» **Task prompt**: Your task is to retype each line of the data below exactly.

» **Given information**:
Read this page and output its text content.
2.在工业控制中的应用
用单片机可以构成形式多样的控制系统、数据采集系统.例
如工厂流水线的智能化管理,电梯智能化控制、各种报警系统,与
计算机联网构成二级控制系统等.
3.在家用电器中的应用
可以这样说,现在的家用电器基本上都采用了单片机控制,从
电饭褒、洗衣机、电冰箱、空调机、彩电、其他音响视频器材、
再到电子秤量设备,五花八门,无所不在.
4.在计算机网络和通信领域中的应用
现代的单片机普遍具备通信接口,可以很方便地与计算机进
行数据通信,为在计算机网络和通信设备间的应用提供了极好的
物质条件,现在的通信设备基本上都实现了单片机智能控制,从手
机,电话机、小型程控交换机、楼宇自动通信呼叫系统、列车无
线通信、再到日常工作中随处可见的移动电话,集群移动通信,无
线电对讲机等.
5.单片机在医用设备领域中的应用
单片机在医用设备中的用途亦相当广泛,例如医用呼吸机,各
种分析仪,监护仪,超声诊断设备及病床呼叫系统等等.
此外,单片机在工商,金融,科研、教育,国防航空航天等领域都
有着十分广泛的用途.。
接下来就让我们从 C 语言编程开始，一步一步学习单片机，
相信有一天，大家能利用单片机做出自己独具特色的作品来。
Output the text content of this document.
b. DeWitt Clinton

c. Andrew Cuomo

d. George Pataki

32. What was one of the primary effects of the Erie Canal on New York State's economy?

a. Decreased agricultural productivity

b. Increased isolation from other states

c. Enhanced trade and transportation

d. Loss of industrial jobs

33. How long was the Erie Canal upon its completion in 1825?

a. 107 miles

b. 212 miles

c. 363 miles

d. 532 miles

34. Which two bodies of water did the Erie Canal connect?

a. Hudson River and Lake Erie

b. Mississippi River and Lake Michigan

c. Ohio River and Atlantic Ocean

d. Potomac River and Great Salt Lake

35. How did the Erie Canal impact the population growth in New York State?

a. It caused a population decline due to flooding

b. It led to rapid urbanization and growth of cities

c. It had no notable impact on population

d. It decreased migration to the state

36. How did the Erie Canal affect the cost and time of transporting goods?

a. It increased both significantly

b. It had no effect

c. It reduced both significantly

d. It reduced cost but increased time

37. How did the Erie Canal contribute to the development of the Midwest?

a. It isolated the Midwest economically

» **Result**:
Read this page and output its text content.
2.在工业控制中的应用
用单片机可以构成形式多样的控制系统、数据采集系统.例
如工厂流水线的智能化管理,电梯智能化控制、各种报警系统,与
计算机联网构成二级控制系统等.
3.在家用电器中的应用
可以这样说,现在的家用电器基本上都采用了单片机控制,从
电饭褒、洗衣机、电冰箱、空调机、彩电、其他音响视频器材、
再到电子秤量设备,五花八门,无所不在.
4.在计算机网络和通信领域中的应用
现代的单片机普遍具备通信接口,可以很方便地与计算机进
行数据通信,为在计算机网络和通信设备间的应用提供了极好的
物质条件,现在的通信设备基本上都实现了单片机智能控制,从手
机,电话机、小型程控交换机、楼宇自动通信呼叫系统、列车无
线通信、再到日常工作中随处可见的移动电话,集群移动通信,无
线电对讲机等.
5.单片机在医用设备领域中的应用
单片机在医用设备中的用途亦相当广泛,例如医用呼吸机,各
种分析仪,监护仪,超声诊断设备及病床呼叫系统等等.
此外,单片机在工商,金融,科研、教育,国防航空航天等领域都
有着十分广泛的用途.。
接下来就让我们从 C 语言编程开始，一步一步学习单片机，
相信有一天，大家能利用单片机做出自己独具特色的作品来。
Output the text content of this document.
b. DeWitt Clinton

c. Andrew Cuomo

d. George Pataki

32. What was one of the primary effects of the Erie Canal on New York State's economy?

a. Decreased agricultural productivity

b. Increased isolation from other states

c. Enhanced trade and transportation

d. Loss of industrial jobs

33. How long was the Erie Canal upon its completion in 1825?

a. 107 miles

b. 212 miles

c. 363 miles

d. 532 miles

34. Which two bodies of water did the Erie Canal connect?

a. Hudson River and Lake Erie

b. Mississippi River and Lake Michigan

c. Ohio River and Atlantic Ocean

d. Potomac River and Great Salt Lake

35. How did the Erie Canal impact the population growth in New York State?

a. It caused a population decline due to flooding

b. It led to rapid urbanization and growth of cities

c. It had no notable impact on population

d. It decreased migration to the state

36. How did the Erie Canal affect the cost and time of transporting goods?

a. It increased both significantly

b. It had no effect

c. It reduced both significantly

d. It reduced cost but increased time

37. How did the Erie Canal contribute to the development of the Midwest?

a. It isolated the Midwest economically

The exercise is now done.